Search the data below for "اللغة"; list each line that holds it.

(Records from a data collection)
▬▬▬
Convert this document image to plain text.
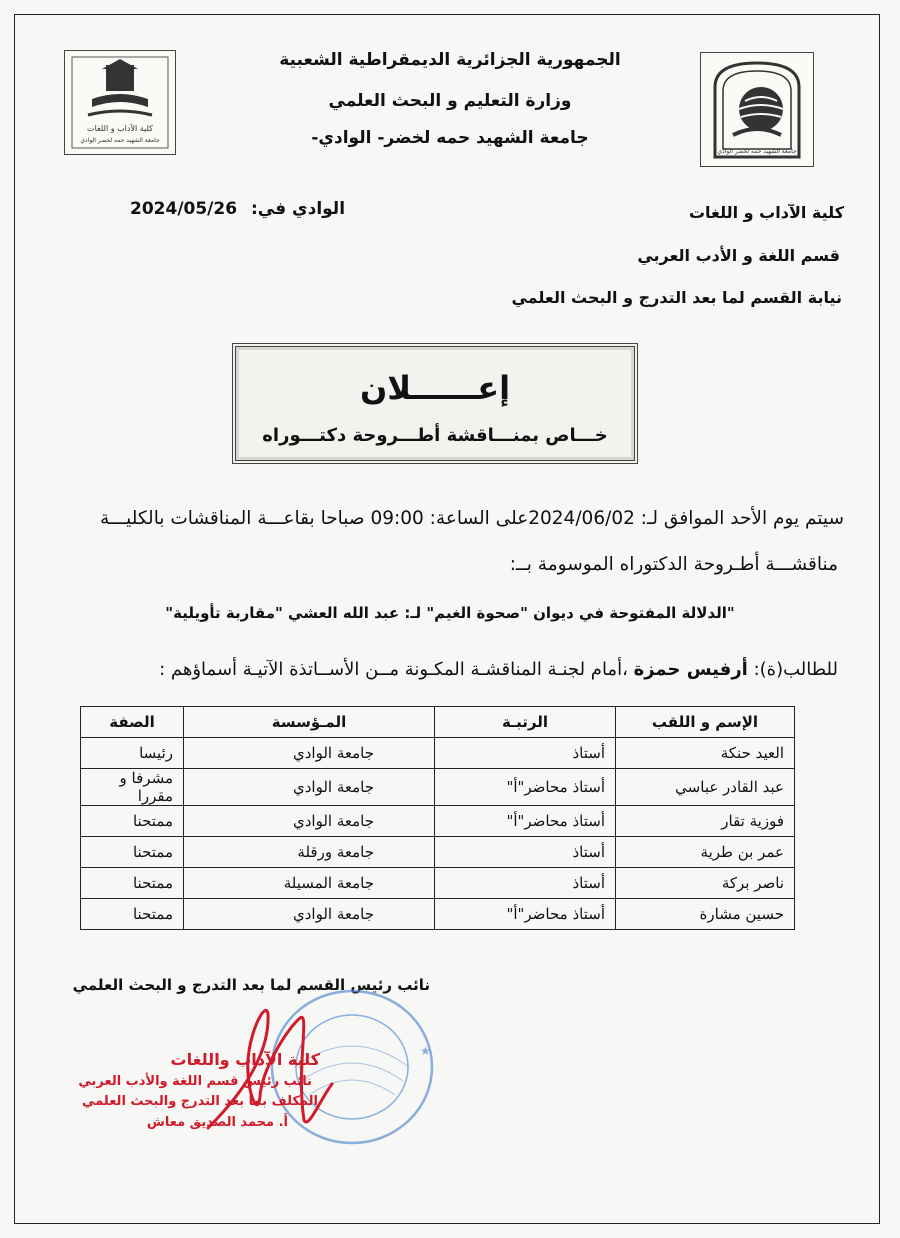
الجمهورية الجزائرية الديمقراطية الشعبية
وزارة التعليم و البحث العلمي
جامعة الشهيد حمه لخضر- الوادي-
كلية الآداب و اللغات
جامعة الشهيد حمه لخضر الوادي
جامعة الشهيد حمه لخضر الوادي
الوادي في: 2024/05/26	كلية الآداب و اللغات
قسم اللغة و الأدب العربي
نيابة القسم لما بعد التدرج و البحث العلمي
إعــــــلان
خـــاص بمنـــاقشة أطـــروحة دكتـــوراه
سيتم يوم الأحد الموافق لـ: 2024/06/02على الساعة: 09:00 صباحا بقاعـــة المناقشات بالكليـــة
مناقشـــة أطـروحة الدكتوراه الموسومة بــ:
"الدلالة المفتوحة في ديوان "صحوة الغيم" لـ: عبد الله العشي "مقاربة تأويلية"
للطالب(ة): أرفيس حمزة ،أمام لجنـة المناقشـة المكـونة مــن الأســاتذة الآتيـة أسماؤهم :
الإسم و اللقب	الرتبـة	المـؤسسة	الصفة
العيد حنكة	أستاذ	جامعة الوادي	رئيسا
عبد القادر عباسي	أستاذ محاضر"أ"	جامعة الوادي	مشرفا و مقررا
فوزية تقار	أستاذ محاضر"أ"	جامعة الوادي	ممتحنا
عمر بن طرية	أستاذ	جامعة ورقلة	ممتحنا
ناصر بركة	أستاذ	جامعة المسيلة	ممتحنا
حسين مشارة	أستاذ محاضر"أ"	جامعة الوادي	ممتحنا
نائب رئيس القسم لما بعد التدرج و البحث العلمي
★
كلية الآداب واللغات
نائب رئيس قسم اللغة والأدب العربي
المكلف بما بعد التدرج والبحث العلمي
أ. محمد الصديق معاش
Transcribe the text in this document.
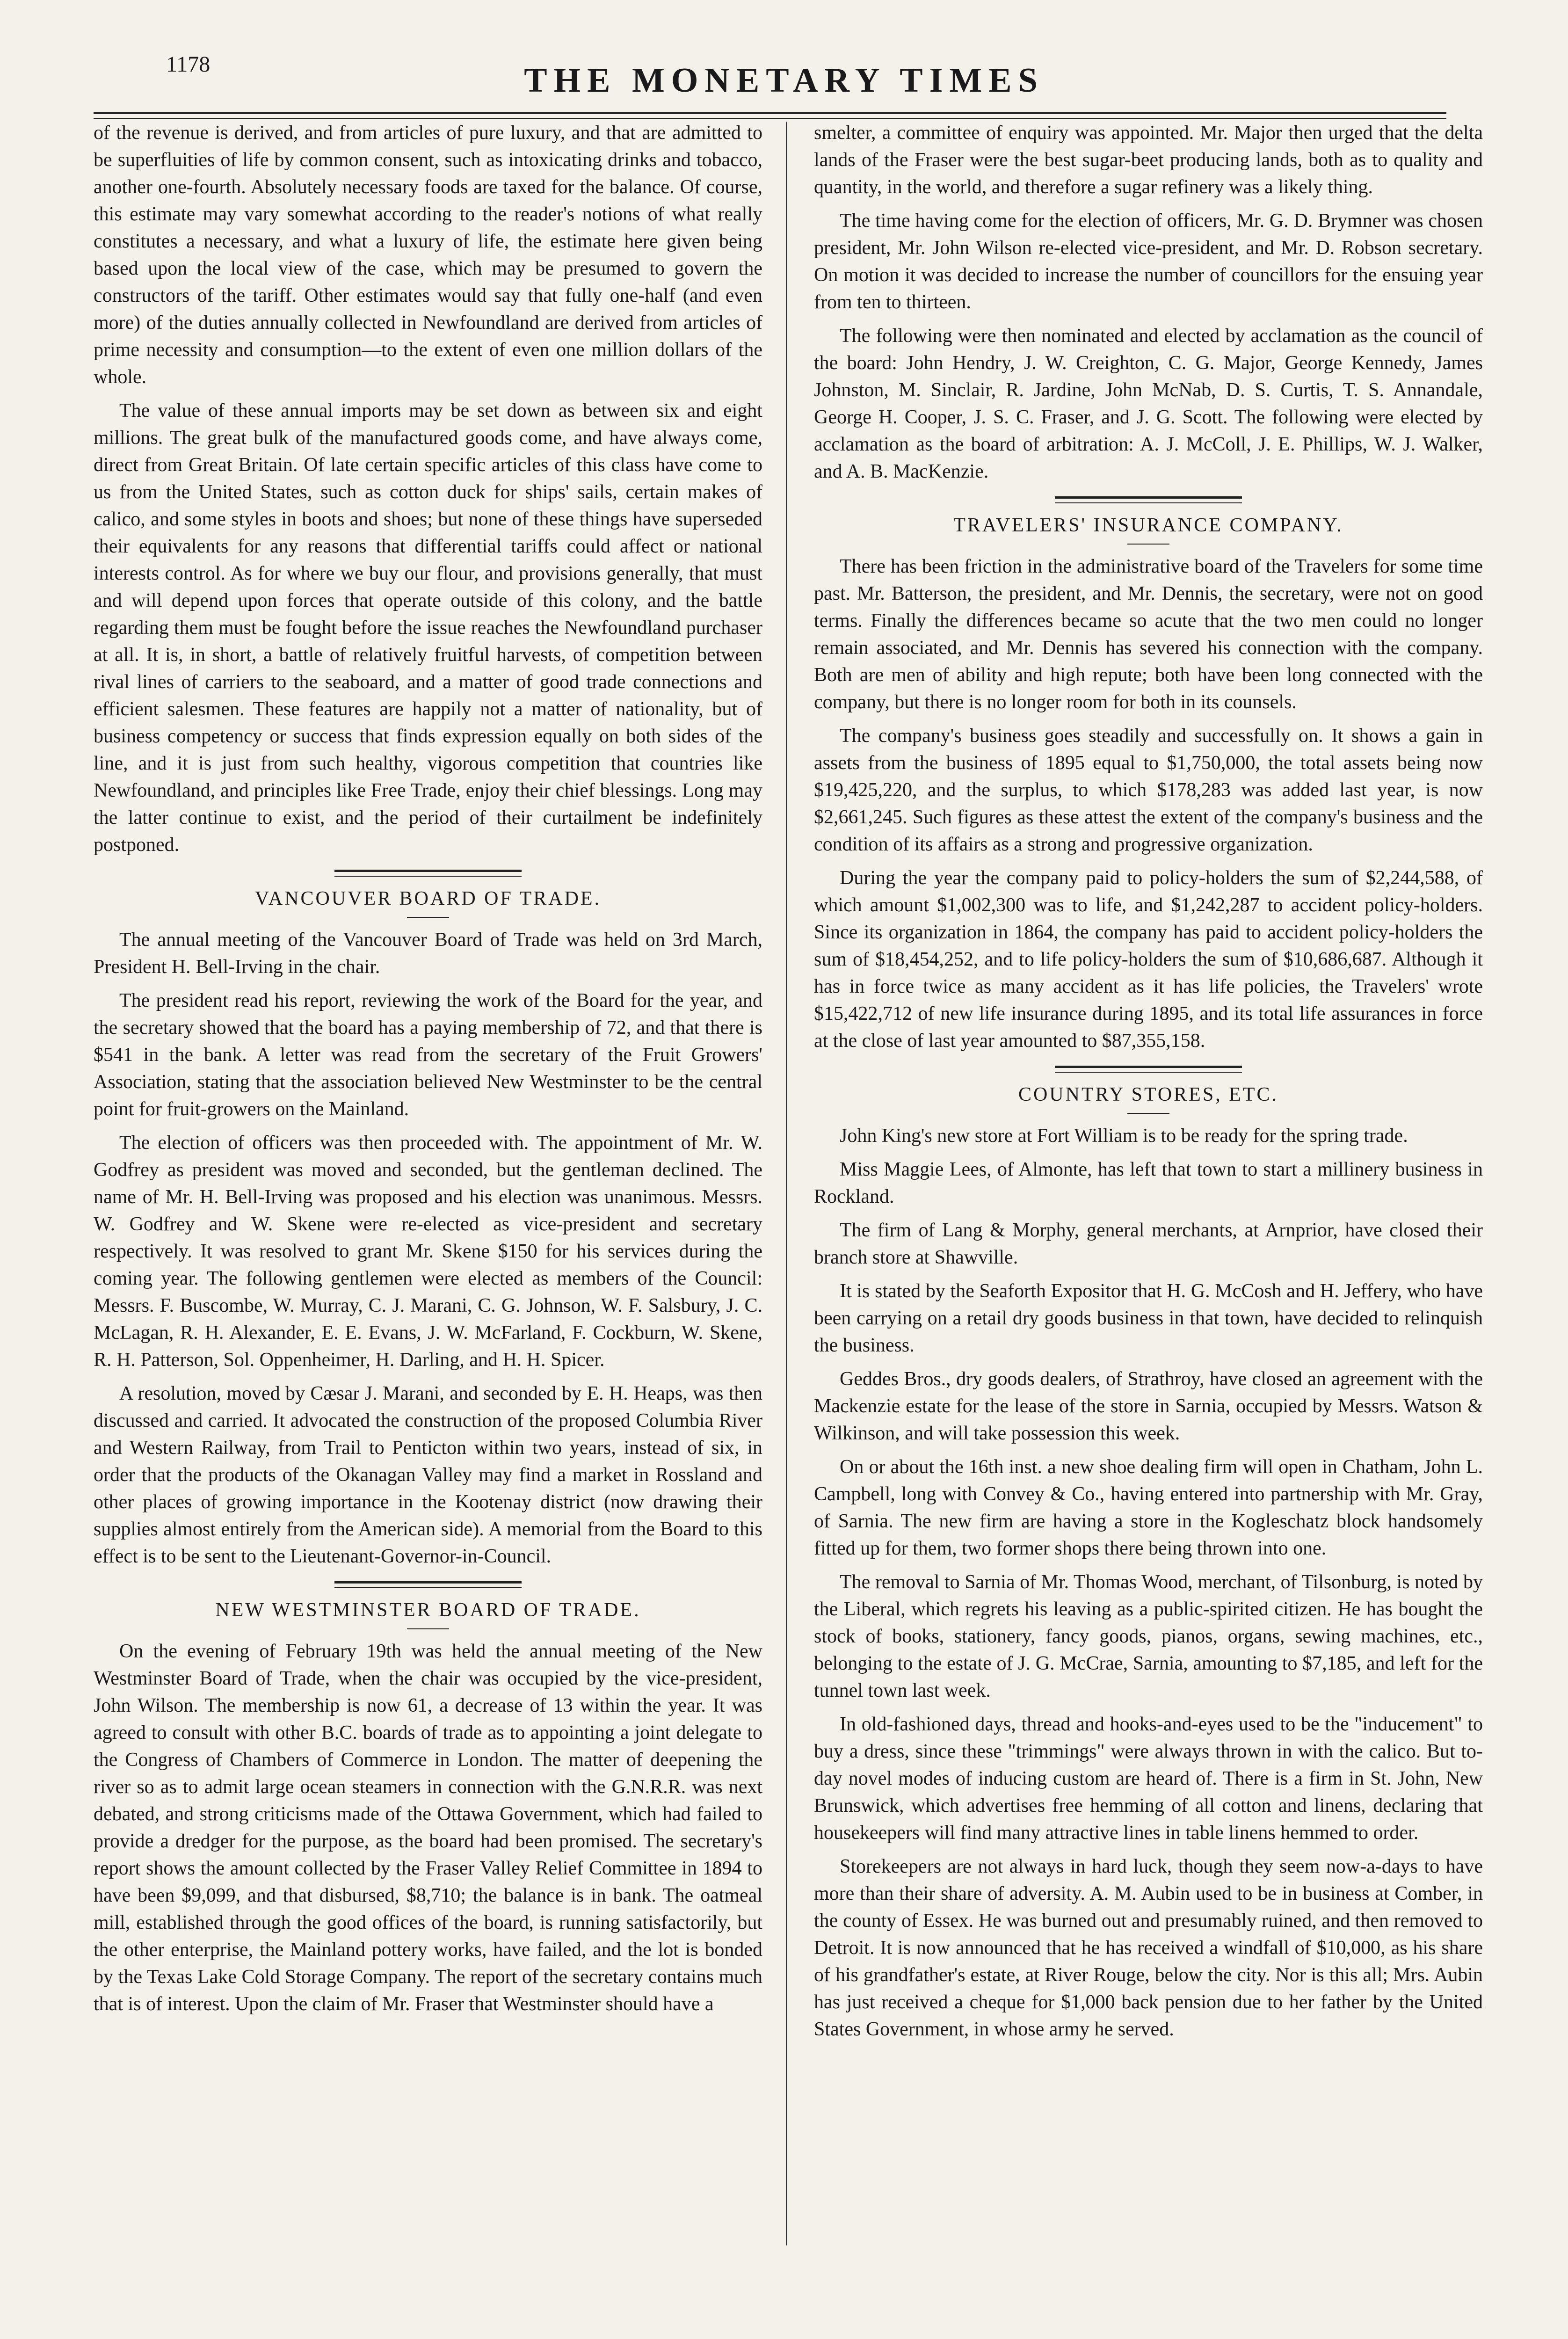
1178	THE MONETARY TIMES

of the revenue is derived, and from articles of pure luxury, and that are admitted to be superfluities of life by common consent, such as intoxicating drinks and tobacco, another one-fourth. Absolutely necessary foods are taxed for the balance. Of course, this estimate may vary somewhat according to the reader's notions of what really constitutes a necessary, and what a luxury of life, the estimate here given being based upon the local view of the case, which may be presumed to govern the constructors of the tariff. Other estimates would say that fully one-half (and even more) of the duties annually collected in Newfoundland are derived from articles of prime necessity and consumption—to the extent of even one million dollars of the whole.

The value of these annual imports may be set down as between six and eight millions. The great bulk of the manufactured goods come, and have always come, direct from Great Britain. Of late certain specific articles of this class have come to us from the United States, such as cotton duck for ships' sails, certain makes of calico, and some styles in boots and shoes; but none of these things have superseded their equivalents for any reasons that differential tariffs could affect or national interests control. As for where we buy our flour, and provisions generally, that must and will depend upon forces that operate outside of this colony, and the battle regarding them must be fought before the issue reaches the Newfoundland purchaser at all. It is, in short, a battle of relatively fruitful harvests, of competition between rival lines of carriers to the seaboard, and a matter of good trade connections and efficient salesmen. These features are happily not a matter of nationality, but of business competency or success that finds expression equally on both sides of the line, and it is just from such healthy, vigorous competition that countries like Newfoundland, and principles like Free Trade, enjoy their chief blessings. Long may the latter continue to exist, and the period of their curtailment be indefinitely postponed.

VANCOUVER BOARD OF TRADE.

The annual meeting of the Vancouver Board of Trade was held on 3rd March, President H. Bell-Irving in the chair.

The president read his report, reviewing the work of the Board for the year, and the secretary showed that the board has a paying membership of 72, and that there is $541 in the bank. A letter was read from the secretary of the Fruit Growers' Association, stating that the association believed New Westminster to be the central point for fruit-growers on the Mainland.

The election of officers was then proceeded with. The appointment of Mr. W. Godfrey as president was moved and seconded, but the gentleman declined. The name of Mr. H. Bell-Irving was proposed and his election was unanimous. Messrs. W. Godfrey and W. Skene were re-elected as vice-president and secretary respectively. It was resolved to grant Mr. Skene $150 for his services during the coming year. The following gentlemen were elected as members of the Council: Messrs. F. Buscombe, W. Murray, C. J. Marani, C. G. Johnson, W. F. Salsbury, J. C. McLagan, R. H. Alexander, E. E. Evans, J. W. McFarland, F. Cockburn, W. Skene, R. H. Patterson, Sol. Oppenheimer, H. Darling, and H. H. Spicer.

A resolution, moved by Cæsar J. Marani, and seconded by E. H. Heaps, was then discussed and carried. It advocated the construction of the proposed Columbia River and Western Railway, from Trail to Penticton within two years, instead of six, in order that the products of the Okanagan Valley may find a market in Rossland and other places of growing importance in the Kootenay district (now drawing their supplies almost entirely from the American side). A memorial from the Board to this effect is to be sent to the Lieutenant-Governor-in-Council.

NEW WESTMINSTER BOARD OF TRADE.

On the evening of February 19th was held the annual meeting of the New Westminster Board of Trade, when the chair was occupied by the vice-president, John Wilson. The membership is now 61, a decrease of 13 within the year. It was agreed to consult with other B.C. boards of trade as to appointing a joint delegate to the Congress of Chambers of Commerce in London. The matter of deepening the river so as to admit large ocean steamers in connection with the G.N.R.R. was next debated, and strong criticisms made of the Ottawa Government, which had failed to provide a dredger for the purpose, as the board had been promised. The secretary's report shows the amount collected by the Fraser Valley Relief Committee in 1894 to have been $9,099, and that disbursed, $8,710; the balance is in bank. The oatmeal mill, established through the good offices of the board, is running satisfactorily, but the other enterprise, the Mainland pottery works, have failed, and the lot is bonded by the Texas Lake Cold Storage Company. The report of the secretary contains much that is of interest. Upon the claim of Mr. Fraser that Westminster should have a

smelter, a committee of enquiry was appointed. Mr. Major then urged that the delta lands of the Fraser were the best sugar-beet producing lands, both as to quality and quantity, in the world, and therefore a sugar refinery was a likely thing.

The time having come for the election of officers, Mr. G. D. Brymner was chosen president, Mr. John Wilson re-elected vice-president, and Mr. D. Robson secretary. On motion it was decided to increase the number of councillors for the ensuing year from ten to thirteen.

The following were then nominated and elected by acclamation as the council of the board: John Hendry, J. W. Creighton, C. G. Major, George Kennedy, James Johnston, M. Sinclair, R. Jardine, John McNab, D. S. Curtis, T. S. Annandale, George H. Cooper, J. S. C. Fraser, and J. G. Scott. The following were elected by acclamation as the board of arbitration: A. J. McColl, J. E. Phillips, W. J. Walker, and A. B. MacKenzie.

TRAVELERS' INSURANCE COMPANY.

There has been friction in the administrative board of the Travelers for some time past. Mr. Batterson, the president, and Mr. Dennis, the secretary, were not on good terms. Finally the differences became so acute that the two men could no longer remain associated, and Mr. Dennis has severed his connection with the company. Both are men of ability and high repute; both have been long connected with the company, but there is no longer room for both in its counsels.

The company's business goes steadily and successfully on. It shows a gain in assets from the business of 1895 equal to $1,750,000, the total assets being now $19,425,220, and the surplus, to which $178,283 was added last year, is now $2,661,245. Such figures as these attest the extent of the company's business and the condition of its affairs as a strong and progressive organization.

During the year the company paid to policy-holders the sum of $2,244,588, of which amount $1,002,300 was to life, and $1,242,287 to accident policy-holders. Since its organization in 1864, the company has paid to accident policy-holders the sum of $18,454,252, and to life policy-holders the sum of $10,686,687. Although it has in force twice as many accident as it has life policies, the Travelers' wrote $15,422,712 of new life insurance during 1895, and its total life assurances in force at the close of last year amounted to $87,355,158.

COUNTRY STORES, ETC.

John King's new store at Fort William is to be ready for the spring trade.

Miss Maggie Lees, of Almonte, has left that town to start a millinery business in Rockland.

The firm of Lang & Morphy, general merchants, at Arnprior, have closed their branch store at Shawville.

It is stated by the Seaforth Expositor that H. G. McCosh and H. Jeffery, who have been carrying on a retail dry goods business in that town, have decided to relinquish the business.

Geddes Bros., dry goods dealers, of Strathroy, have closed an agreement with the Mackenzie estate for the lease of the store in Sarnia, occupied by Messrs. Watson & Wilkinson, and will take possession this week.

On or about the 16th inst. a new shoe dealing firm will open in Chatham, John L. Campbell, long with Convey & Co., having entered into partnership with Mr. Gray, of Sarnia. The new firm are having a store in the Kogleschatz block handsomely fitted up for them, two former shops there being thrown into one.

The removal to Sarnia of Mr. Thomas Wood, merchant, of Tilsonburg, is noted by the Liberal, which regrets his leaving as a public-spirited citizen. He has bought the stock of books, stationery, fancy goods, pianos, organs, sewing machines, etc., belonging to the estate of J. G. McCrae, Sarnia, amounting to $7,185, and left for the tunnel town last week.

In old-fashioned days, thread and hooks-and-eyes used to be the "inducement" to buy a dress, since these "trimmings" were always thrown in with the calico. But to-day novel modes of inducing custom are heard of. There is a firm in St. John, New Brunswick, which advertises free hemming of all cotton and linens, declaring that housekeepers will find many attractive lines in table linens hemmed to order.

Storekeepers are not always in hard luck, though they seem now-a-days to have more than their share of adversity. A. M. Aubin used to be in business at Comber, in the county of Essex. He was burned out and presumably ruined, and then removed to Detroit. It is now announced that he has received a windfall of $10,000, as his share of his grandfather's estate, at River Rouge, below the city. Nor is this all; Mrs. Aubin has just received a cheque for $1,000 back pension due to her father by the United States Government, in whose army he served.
▬▬▬
◆ **PROBLEM SOLUTION**
قسم اللغة و الأدب العربي
نائب رئيس قسم اللغة والأدب العربي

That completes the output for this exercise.